From the listing that follows, extract every line and set it down unaltered.

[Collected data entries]
※

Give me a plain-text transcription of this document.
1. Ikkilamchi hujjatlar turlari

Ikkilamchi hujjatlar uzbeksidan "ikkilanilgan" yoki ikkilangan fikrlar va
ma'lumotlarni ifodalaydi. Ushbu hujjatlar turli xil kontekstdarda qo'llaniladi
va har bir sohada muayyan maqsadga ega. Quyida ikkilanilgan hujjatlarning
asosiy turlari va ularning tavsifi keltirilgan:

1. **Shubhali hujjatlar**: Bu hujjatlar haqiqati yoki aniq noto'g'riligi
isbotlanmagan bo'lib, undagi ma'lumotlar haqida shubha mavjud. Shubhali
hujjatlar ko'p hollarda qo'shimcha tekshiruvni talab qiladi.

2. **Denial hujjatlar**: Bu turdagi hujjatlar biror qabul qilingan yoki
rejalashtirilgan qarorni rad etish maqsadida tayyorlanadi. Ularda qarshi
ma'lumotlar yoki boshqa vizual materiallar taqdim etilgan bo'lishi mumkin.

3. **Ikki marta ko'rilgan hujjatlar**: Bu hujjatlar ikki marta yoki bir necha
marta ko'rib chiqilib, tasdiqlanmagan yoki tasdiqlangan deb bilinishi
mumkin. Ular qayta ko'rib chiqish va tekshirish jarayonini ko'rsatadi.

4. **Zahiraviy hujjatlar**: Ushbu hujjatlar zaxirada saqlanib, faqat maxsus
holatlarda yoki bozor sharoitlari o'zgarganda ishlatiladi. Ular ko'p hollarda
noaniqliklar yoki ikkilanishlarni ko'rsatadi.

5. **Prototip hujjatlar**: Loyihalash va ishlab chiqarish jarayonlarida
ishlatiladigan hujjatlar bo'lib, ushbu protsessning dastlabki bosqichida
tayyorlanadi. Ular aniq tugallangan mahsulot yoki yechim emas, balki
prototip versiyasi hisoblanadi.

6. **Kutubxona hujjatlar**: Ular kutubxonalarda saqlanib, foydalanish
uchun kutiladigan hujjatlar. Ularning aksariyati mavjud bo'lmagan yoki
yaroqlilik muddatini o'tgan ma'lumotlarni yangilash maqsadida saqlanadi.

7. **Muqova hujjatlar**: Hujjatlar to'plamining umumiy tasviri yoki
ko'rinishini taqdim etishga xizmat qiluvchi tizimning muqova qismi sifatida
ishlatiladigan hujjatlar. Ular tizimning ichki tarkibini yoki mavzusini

※

> **SOLUTION**
Give me a plain-text transcription of this document.
1. Ikkilamchi hujjatlar turlari

Ikkilamchi hujjatlar uzbeksidan "ikkilanilgan" yoki ikkilangan fikrlar va
ma'lumotlarni ifodalaydi. Ushbu hujjatlar turli xil kontekstdarda qo'llaniladi
va har bir sohada muayyan maqsadga ega. Quyida ikkilanilgan hujjatlarning
asosiy turlari va ularning tavsifi keltirilgan:

1. **Shubhali hujjatlar**: Bu hujjatlar haqiqati yoki aniq noto'g'riligi
isbotlanmagan bo'lib, undagi ma'lumotlar haqida shubha mavjud. Shubhali
hujjatlar ko'p hollarda qo'shimcha tekshiruvni talab qiladi.

2. **Denial hujjatlar**: Bu turdagi hujjatlar biror qabul qilingan yoki
rejalashtirilgan qarorni rad etish maqsadida tayyorlanadi. Ularda qarshi
ma'lumotlar yoki boshqa vizual materiallar taqdim etilgan bo'lishi mumkin.

3. **Ikki marta ko'rilgan hujjatlar**: Bu hujjatlar ikki marta yoki bir necha
marta ko'rib chiqilib, tasdiqlanmagan yoki tasdiqlangan deb bilinishi
mumkin. Ular qayta ko'rib chiqish va tekshirish jarayonini ko'rsatadi.

4. **Zahiraviy hujjatlar**: Ushbu hujjatlar zaxirada saqlanib, faqat maxsus
holatlarda yoki bozor sharoitlari o'zgarganda ishlatiladi. Ular ko'p hollarda
noaniqliklar yoki ikkilanishlarni ko'rsatadi.

5. **Prototip hujjatlar**: Loyihalash va ishlab chiqarish jarayonlarida
ishlatiladigan hujjatlar bo'lib, ushbu protsessning dastlabki bosqichida
tayyorlanadi. Ular aniq tugallangan mahsulot yoki yechim emas, balki
prototip versiyasi hisoblanadi.

6. **Kutubxona hujjatlar**: Ular kutubxonalarda saqlanib, foydalanish
uchun kutiladigan hujjatlar. Ularning aksariyati mavjud bo'lmagan yoki
yaroqlilik muddatini o'tgan ma'lumotlarni yangilash maqsadida saqlanadi.

7. **Muqova hujjatlar**: Hujjatlar to'plamining umumiy tasviri yoki
ko'rinishini taqdim etishga xizmat qiluvchi tizimning muqova qismi sifatida
ishlatiladigan hujjatlar. Ular tizimning ichki tarkibini yoki mavzusini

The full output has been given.